* [Source passage]
※

DENVER (CN) – Colorado Republicans exercised every power they could through the 2019 legislative session, refusing to be counted out as the minority party as they packed hundreds of constituents into committee meetings, filed lawsuits, and revived the tradition of reading full bills out loud.
Will it be enough to keep the swing state’s pendulum in motion?
“We’ve had one-party control in the state and we’ve always come back, whether that takes two years or six years; I don’t think there’s a permanent majority in this state for either party,” said Sage Naumann, communications director for the Colorado Senate Republicans. “I can’t predict when it will happen, but at some point in time, one of those legs will fall.”
While Colorado has traditionally swung between parties, it turned decidedly blue after the 2018 midterm elections packed Democrats into the Legislature and the governor’s house.
The formerly conservative 6th District elected Democratic Rep. Jason Crow over the incumbent, and two Colorado Democrats are running in the presidential primary: former Gov. John Hickenlooper and three-term Senator Michael Bennet.
By the secretary of state’s numbers, there are 992,797 registered Republicans, 1 million Democrats and 1.3 million unaffiliated voters.

※

* [Extracted material]
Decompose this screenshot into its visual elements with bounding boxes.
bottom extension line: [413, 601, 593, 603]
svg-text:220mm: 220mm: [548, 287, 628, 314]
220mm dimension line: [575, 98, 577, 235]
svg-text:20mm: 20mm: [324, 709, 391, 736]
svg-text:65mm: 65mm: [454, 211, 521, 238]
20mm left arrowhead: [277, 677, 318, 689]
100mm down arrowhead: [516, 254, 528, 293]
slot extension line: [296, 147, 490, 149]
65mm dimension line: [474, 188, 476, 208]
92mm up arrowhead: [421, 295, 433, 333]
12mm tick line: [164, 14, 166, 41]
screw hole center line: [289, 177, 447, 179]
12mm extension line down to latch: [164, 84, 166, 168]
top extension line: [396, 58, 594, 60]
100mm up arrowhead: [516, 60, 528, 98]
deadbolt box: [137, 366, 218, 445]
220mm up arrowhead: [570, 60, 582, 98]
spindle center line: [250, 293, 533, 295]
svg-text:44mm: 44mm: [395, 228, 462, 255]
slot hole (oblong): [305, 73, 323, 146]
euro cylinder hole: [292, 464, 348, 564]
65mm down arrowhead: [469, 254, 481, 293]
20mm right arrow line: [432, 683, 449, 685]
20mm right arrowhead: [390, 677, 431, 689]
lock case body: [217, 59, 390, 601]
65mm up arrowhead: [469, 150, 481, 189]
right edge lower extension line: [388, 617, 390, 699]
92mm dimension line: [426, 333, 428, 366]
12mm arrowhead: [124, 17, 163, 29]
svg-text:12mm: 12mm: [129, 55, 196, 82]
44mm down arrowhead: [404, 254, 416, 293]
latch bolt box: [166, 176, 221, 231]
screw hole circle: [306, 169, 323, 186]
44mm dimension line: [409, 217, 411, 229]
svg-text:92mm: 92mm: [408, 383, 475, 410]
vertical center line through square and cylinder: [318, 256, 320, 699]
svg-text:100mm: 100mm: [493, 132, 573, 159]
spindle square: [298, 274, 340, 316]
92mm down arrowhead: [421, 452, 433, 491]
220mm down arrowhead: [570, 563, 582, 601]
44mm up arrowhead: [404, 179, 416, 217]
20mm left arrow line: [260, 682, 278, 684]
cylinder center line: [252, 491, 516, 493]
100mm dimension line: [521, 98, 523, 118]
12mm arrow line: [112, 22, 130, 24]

※

* [Questions on the material]
1: In the article on Colorado politics, list the tactics Colorado Republicans used during the 2019 legislative session.
2: Please turn the paragraph of the Colorado politics article beginning "By the secretary of state’s numbers" into a list.
3: Proceed with the article on Colorado politics, picking up after its final sentence.

* [Responses in order]
1:
- Packing hundreds of constituents into committee meetings
- Filing lawsuits
- Reviving the tradition of reading full bills out loud

2:
Registered voters in Colorado, per the secretary of state:
- Republicans: 992,797
- Democrats: 1 million
- Unaffiliated: 1.3 million

3:
“Conservatives are in a funk, let’s face it,” said Dr. William B. Allen, a visiting scholar in Conservative Thought and Policy at the University of Colorado, Boulder. “But we still have an important thing going for us – that is to say from the founding we have proven that we can govern ourselves and we can return to that.”
With its lead, the Democrat-stacked statehouse passed a bill signed by Gov. Jared Polis this year putting the state’s three Electoral College votes into the national popularity pot – a thorn in the side of 40,000 Coloradans who joined a Facebook page to recall Polis over the issue.
“I think it’s vitally important that the conservatives take up this popular vote and bring it before the voters,” Allen said. “The leadership in the state of Colorado is sacrificing the interest of Colorado voters with the popular vote law and it’s going to mean Colorado will become insignificant in presidential elections from here after.”
In other states, conservatives have honed in on anti-abortion or free-speech platforms, but Republicans in Colorado carry messages that appeal to Libertarians and say many decisions should be made directly by voters. In addition to the popular vote, Republicans asked to let voters decide on major changes to Colorado’s energy sector.
They were denied on both propositions.
Another Democrat-backed bill establishing a family medical leave insurance program funded by employee-paid premiums also gained the ire of Republicans in the state.
“I’m insulted that the Legislature would think I couldn’t tell the difference between a premium and a tax,” said Patti Kurgan, formerly the Colorado field director for Americans for Prosperity. The Taxpayer Bill of Rights, enshrined in the state constitution, requires that all government tax increases be approved by voters.
In the end, the bill was watered down into a study on the impacts of such a program.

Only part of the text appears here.